◆ BRIEF: Wherever the string "nedeljno" appears in the listing, copy that line.

======== DATA TO USE

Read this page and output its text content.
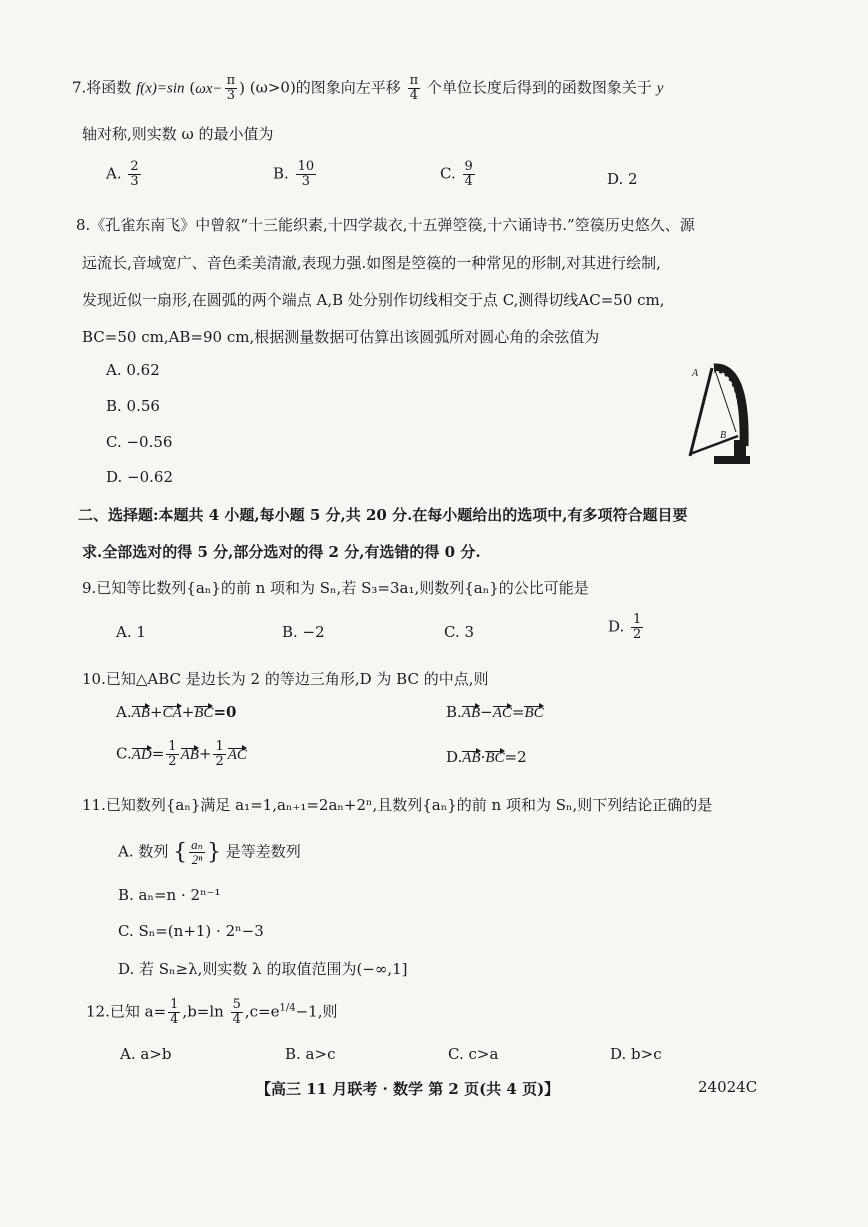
7.将函数 f(x)=sin ($\omega x- \frac{\pi}{3}$ ) (ω>0)的图象向左平移 $\frac{\pi}{4}$ 个单位长度后得到的函数图象关于 y
轴对称,则实数 ω 的最小值为
A. $\frac{2}{3}$	B. $\frac{10}{3}$	C. $\frac{9}{4}$	D. 2
8.《孔雀东南飞》中曾叙“十三能织素,十四学裁衣,十五弹箜篌,十六诵诗书.”箜篌历史悠久、源
远流长,音域宽广、音色柔美清澈,表现力强.如图是箜篌的一种常见的形制,对其进行绘制,
发现近似一扇形,在圆弧的两个端点 A,B 处分别作切线相交于点 C,测得切线AC=50 cm,
BC=50 cm,AB=90 cm,根据测量数据可估算出该圆弧所对圆心角的余弦值为
A. 0.62
B. 0.56
C. −0.56
D. −0.62
A
B
二、选择题:本题共 4 小题,每小题 5 分,共 20 分.在每小题给出的选项中,有多项符合题目要
求.全部选对的得 5 分,部分选对的得 2 分,有选错的得 0 分.
9.已知等比数列{aₙ}的前 n 项和为 Sₙ,若 S₃=3a₁,则数列{aₙ}的公比可能是
A. 1	B. −2	C. 3	D. $\frac{1}{2}$
10.已知△ABC 是边长为 2 的等边三角形,D 为 BC 的中点,则
A.AB+CA+BC=0	B.AB−AC=BC
$C.AD= \frac{1}{2} AB+ \frac{1}{2}$ AC	D.AB·BC=2
11.已知数列{aₙ}满足 a₁=1,aₙ₊₁=2aₙ+2ⁿ,且数列{aₙ}的前 n 项和为 Sₙ,则下列结论正确的是
A. 数列 { $\frac{\text{aₙ}}{\text{2ⁿ}}$ } 是等差数列
B. aₙ=n · 2ⁿ⁻¹
C. Sₙ=(n+1) · 2ⁿ−3
D. 若 Sₙ≥λ,则实数 λ 的取值范围为(−∞,1]
12.已知 $a= \frac{1}{4} ,b=\ln \frac{5}{4} ,c=e^{1/4}-1$,则
A. a>b	B. a>c	C. c>a	D. b>c
【高三 11 月联考 · 数学 第 2 页(共 4 页)】	24024C
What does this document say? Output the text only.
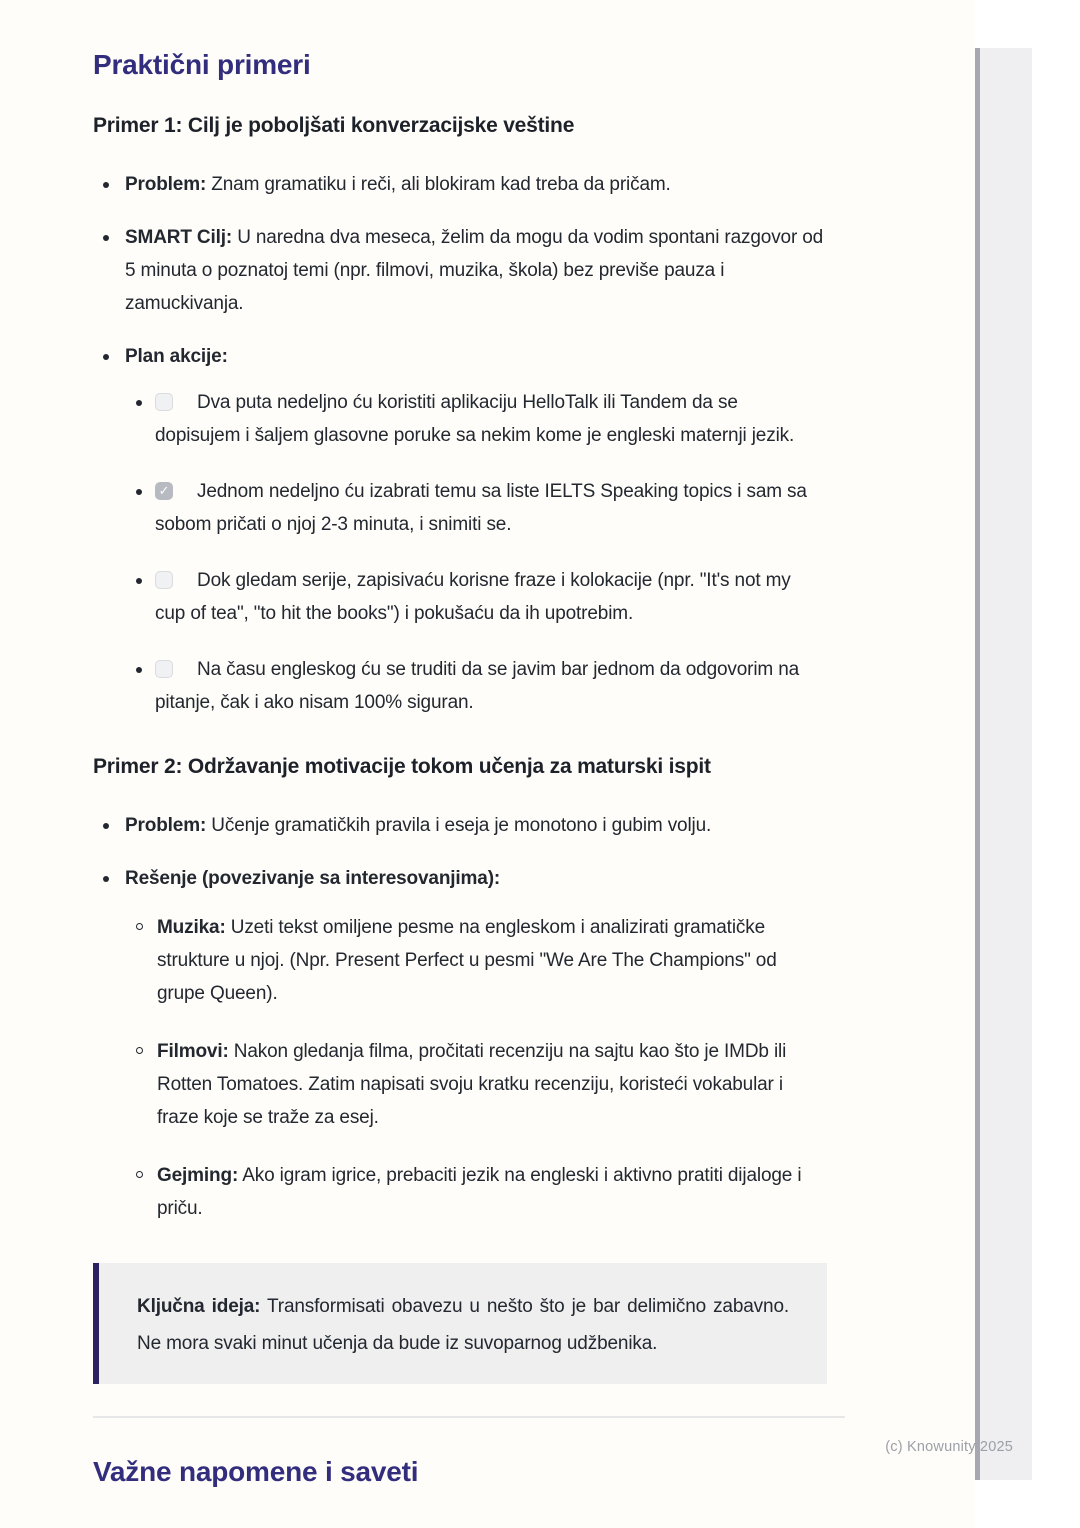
Praktični primeri
Primer 1: Cilj je poboljšati konverzacijske veštine
Problem: Znam gramatiku i reči, ali blokiram kad treba da pričam.
SMART Cilj: U naredna dva meseca, želim da mogu da vodim spontani razgovor od 5 minuta o poznatoj temi (npr. filmovi, muzika, škola) bez previše pauza i zamuckivanja.
Plan akcije:
Dva puta nedeljno ću koristiti aplikaciju HelloTalk ili Tandem da se dopisujem i šaljem glasovne poruke sa nekim kome je engleski maternji jezik.
✓ Jednom nedeljno ću izabrati temu sa liste IELTS Speaking topics i sam sa sobom pričati o njoj 2-3 minuta, i snimiti se.
Dok gledam serije, zapisivaću korisne fraze i kolokacije (npr. "It's not my cup of tea", "to hit the books") i pokušaću da ih upotrebim.
Na času engleskog ću se truditi da se javim bar jednom da odgovorim na pitanje, čak i ako nisam 100% siguran.
Primer 2: Održavanje motivacije tokom učenja za maturski ispit
Problem: Učenje gramatičkih pravila i eseja je monotono i gubim volju.
Rešenje (povezivanje sa interesovanjima):
Muzika: Uzeti tekst omiljene pesme na engleskom i analizirati gramatičke strukture u njoj. (Npr. Present Perfect u pesmi "We Are The Champions" od grupe Queen).
Filmovi: Nakon gledanja filma, pročitati recenziju na sajtu kao što je IMDb ili Rotten Tomatoes. Zatim napisati svoju kratku recenziju, koristeći vokabular i fraze koje se traže za esej.
Gejming: Ako igram igrice, prebaciti jezik na engleski i aktivno pratiti dijaloge i priču.
Ključna ideja: Transformisati obavezu u nešto što je bar delimično zabavno. Ne mora svaki minut učenja da bude iz suvoparnog udžbenika.
Važne napomene i saveti
(c) Knowunity 2025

================

◆ TASK RESPONSE:
Dva puta nedeljno ću koristiti aplikaciju HelloTalk ili Tandem da se dopisujem i šaljem glasovne poruke sa nekim kome je engleski maternji jezik.
✓ Jednom nedeljno ću izabrati temu sa liste IELTS Speaking topics i sam sa sobom pričati o njoj 2-3 minuta, i snimiti se.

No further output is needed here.